Records contained in a dataset

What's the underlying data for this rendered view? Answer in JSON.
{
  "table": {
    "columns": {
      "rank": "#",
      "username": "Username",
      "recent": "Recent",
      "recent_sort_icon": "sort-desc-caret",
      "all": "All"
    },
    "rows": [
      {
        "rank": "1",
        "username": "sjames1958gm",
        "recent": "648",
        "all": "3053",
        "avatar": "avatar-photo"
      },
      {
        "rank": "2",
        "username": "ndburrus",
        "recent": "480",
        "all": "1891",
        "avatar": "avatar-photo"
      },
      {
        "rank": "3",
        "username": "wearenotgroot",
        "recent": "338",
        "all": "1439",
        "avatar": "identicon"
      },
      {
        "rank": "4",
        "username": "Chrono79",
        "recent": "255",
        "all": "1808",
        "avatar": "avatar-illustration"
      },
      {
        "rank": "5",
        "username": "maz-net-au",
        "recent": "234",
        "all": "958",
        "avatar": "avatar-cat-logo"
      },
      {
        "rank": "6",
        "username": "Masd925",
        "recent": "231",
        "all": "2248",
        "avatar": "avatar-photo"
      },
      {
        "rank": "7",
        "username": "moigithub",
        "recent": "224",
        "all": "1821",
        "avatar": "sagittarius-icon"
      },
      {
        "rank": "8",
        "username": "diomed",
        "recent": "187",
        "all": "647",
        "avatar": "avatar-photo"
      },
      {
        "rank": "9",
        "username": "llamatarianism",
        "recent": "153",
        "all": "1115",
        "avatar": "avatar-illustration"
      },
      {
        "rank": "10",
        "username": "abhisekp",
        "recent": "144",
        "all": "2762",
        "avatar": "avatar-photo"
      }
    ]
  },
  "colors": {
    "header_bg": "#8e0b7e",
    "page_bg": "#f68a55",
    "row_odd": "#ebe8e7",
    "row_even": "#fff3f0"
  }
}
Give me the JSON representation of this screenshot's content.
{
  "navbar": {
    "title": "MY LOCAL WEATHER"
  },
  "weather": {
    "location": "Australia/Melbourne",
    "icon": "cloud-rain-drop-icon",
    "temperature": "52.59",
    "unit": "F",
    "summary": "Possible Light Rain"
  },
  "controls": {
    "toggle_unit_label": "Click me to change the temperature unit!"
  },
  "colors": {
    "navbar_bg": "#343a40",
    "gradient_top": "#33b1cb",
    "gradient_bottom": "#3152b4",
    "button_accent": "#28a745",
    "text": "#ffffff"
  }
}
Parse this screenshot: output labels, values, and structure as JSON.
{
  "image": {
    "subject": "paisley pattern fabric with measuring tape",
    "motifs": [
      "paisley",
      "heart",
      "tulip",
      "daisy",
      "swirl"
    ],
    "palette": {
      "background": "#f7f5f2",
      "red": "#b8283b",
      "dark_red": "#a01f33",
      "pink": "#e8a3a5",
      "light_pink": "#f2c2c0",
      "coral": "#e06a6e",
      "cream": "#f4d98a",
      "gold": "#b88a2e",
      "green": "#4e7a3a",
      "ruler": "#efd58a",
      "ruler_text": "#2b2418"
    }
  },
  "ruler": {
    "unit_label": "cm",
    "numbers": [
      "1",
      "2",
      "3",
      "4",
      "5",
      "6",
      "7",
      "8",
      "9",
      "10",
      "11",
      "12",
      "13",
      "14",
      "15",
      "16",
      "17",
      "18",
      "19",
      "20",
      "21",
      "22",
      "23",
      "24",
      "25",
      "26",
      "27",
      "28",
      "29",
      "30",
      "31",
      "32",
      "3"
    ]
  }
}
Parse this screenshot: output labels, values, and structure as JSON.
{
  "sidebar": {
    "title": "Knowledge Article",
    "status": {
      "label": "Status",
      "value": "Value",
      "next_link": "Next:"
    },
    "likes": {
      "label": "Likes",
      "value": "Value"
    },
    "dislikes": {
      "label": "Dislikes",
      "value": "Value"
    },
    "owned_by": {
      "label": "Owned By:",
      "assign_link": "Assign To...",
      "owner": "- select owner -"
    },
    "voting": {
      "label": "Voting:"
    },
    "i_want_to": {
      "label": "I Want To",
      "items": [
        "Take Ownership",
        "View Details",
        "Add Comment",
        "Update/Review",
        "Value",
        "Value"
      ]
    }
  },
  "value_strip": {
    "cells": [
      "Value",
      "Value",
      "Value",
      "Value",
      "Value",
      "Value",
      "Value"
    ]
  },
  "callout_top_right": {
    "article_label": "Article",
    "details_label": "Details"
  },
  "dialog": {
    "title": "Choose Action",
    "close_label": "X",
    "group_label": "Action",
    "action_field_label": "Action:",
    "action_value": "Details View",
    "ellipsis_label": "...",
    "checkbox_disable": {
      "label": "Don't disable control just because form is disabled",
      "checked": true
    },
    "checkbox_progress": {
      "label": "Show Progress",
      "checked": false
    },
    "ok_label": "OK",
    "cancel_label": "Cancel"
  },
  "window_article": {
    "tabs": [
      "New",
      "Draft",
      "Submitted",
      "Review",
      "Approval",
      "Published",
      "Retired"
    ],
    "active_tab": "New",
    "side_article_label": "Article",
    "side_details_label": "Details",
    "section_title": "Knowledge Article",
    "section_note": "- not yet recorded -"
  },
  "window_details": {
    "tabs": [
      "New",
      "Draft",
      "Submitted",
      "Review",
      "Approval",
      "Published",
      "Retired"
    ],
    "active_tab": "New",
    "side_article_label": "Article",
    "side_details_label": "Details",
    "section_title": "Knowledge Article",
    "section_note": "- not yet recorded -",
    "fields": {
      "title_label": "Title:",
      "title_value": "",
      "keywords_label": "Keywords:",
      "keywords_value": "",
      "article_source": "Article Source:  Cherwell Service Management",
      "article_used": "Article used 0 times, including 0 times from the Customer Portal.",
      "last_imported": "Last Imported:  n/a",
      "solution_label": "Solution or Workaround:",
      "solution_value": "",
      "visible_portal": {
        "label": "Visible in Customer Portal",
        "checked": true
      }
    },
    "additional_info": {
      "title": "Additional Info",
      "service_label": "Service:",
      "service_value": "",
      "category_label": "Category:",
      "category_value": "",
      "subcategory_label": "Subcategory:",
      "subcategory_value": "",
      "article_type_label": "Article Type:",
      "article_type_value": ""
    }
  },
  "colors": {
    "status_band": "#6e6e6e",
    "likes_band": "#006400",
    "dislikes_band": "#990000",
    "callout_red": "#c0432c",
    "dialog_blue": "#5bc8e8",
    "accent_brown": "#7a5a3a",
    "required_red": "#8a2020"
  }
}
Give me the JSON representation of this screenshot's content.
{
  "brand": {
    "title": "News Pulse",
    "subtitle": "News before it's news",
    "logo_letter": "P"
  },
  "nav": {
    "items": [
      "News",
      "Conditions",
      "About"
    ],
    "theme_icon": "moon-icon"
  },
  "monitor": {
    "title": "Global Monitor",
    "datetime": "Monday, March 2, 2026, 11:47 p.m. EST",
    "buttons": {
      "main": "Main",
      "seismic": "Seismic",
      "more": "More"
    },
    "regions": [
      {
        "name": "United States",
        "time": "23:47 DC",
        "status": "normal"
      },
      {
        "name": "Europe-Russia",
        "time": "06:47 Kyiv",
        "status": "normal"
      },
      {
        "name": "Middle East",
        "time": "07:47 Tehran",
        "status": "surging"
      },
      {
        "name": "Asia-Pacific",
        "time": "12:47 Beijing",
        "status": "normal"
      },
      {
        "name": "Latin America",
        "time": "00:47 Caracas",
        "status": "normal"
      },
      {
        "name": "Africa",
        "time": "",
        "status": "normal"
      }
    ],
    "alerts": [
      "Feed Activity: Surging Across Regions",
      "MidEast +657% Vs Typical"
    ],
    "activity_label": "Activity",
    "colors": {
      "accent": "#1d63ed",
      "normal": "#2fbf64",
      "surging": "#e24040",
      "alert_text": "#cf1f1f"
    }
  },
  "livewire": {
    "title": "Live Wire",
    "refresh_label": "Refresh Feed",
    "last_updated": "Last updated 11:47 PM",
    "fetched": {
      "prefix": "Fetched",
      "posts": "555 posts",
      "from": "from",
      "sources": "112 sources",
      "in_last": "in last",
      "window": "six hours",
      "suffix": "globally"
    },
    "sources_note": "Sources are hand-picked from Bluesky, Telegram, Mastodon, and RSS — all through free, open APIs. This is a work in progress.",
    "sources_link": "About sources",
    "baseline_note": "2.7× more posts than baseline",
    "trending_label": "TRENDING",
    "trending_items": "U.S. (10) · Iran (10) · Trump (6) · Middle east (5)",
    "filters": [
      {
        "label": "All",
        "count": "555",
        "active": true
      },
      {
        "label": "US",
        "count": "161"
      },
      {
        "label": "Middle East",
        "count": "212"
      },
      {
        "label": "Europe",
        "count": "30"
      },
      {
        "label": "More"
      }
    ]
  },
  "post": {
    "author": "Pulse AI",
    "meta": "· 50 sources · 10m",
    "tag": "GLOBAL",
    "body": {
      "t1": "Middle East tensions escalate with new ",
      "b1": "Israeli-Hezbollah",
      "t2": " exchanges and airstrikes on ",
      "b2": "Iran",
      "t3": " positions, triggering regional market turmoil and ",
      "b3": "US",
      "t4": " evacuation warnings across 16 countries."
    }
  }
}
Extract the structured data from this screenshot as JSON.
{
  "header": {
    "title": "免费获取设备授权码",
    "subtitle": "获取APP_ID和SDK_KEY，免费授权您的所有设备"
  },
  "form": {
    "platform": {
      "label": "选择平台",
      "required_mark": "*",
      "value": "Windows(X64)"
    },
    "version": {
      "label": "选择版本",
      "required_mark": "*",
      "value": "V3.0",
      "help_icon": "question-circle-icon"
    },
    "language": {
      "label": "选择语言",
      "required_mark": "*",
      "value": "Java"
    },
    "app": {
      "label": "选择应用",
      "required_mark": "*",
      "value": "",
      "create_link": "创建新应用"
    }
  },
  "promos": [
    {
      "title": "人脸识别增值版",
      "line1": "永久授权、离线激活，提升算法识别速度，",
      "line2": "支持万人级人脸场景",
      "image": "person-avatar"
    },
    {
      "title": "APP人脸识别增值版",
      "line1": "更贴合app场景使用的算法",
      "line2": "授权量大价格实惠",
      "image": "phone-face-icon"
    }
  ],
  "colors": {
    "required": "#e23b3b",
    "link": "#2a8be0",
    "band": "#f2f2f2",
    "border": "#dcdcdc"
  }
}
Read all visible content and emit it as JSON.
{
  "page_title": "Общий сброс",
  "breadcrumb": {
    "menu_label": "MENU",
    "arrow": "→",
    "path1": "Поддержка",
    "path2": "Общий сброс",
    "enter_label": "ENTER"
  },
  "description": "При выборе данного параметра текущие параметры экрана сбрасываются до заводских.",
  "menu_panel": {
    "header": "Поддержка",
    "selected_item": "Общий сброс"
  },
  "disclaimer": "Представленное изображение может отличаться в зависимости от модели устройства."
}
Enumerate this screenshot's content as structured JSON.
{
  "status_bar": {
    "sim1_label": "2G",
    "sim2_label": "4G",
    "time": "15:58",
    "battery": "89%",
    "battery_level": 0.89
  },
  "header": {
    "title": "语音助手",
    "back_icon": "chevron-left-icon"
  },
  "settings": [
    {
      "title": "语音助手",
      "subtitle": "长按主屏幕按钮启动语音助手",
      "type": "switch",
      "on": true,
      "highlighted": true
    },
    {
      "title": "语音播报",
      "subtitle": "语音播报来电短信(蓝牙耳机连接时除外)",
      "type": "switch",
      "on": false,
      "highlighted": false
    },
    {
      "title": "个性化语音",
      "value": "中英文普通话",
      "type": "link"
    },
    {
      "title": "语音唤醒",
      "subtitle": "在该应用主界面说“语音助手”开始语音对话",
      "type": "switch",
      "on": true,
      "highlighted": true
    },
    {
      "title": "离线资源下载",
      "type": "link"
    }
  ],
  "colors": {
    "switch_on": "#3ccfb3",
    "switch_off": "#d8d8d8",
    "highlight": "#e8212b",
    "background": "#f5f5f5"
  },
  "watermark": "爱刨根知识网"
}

Exercise aim |
Provide only the number of lines in the records containing the string "rank".

Complete response |
11